[Dataset items]
========================
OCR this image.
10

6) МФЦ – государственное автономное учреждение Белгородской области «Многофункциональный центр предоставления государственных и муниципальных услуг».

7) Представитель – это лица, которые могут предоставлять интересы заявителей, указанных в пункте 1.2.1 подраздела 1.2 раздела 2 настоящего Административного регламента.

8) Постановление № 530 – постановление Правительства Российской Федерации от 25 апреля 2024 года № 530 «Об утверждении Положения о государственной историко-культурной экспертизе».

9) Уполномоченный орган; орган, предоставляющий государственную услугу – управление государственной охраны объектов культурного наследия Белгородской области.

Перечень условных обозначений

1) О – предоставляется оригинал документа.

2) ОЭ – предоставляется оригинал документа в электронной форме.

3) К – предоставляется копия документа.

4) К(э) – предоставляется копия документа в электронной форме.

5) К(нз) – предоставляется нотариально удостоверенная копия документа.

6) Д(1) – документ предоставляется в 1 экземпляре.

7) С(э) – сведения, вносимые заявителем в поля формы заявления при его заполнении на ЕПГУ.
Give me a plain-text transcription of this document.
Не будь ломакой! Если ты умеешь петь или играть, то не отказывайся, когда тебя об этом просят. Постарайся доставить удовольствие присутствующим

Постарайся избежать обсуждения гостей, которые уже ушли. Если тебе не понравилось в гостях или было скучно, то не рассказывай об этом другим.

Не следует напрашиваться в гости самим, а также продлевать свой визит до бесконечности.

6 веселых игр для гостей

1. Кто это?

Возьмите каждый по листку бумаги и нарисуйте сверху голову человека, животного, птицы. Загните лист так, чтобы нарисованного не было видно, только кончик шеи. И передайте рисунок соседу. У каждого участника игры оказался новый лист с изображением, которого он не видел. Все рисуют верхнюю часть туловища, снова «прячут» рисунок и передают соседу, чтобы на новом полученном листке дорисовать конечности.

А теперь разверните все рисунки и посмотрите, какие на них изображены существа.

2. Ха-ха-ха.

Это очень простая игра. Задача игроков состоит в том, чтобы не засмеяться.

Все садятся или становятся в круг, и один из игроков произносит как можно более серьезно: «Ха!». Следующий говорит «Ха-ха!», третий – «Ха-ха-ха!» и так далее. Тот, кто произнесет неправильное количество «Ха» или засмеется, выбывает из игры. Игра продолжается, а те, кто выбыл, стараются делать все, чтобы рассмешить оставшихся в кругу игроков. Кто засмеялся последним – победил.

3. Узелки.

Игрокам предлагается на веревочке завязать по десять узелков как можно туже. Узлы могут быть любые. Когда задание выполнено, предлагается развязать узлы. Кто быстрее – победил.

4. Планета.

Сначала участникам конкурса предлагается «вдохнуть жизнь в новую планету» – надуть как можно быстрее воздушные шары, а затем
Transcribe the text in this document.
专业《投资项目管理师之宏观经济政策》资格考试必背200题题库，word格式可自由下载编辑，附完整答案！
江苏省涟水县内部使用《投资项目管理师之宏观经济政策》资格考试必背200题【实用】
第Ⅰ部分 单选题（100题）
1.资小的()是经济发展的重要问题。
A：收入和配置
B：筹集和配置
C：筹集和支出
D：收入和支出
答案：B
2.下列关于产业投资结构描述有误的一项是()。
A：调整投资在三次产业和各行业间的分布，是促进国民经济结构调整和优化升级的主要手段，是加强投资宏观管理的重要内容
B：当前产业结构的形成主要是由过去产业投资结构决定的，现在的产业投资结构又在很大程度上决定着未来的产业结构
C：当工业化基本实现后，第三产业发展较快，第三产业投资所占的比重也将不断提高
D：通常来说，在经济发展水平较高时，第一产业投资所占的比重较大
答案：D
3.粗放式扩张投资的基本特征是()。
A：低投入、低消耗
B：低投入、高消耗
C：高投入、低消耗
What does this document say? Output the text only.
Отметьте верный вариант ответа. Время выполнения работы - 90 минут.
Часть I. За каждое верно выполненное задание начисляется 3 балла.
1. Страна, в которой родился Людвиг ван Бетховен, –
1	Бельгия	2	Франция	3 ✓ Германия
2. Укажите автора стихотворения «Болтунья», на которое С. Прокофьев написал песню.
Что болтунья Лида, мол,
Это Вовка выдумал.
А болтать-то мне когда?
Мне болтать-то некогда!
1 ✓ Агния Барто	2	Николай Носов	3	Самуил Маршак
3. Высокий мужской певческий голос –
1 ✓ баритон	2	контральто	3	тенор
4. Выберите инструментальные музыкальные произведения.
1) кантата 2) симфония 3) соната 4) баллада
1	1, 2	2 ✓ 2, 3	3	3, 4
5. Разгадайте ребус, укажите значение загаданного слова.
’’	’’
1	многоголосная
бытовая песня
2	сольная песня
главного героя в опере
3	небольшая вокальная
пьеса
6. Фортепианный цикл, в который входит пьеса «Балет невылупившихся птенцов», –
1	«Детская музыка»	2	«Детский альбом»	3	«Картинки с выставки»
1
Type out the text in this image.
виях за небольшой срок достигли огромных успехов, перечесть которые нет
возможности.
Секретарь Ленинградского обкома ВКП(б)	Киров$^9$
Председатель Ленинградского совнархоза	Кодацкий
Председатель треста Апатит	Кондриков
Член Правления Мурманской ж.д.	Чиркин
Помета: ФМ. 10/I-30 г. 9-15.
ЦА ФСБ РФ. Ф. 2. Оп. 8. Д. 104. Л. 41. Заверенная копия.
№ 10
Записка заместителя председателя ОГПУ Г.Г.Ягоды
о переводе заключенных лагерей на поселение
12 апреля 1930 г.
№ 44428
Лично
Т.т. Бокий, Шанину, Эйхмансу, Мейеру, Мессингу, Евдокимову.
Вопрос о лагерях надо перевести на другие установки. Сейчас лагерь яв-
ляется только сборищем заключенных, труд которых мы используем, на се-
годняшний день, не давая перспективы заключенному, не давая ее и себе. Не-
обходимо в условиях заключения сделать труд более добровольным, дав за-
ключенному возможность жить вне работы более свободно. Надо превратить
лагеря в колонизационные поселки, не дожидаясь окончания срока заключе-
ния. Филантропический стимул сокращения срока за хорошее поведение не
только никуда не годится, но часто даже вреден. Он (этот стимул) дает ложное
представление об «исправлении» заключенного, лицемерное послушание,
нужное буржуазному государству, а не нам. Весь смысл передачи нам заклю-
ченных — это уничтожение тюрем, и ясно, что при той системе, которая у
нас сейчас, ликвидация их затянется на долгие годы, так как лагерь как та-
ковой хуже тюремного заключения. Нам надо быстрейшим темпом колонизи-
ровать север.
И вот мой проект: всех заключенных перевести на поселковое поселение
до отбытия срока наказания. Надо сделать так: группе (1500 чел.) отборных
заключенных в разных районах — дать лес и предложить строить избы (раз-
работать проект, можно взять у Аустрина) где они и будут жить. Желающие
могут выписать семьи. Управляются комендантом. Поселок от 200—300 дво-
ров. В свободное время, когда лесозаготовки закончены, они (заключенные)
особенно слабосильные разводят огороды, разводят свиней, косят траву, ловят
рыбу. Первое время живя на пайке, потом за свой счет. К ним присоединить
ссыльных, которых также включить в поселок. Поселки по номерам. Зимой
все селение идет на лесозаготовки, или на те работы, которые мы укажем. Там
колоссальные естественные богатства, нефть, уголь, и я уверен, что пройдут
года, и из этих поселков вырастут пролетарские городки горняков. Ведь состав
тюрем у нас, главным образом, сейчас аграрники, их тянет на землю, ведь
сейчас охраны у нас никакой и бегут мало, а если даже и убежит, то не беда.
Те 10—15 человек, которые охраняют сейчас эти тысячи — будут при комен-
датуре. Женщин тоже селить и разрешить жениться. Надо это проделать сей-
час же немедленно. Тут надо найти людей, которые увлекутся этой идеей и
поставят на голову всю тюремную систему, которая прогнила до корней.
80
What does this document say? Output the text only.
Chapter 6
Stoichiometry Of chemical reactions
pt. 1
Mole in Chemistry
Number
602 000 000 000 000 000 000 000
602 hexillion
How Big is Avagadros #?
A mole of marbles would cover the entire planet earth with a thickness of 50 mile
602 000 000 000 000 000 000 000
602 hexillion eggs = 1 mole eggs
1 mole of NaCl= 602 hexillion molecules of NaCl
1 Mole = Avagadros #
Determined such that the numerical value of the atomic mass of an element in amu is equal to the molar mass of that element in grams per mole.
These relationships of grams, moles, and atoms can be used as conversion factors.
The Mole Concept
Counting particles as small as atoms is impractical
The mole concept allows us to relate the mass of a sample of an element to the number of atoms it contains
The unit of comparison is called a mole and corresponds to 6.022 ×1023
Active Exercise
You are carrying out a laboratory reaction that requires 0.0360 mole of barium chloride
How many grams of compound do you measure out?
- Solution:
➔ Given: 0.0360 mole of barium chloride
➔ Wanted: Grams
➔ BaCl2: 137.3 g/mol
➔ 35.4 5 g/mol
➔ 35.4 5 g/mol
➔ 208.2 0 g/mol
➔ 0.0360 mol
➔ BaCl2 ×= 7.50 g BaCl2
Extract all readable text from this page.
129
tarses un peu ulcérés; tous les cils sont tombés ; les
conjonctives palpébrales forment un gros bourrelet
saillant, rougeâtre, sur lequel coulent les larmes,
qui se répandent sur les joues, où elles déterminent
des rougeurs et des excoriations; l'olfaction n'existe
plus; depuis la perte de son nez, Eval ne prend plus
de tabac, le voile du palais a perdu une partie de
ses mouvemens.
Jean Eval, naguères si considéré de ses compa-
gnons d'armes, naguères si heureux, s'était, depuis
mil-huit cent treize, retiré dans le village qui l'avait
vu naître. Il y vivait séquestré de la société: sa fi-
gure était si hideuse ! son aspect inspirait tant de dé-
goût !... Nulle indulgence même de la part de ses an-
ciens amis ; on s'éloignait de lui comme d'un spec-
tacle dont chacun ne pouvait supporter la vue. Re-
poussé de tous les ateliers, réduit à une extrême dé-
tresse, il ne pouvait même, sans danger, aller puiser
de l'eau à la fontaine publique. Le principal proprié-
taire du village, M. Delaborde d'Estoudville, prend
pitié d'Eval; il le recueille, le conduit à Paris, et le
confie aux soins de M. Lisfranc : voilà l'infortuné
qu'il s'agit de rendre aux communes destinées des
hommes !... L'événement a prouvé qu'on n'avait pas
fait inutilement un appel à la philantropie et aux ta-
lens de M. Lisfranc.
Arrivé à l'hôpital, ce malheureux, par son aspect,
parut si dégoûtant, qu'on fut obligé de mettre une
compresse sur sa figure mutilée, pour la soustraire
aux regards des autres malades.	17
========================
[THE TASK] Work out how many lines of the listing above include "апреля". Answer with the number and nothing more.

[ANSWER IN FULL] 2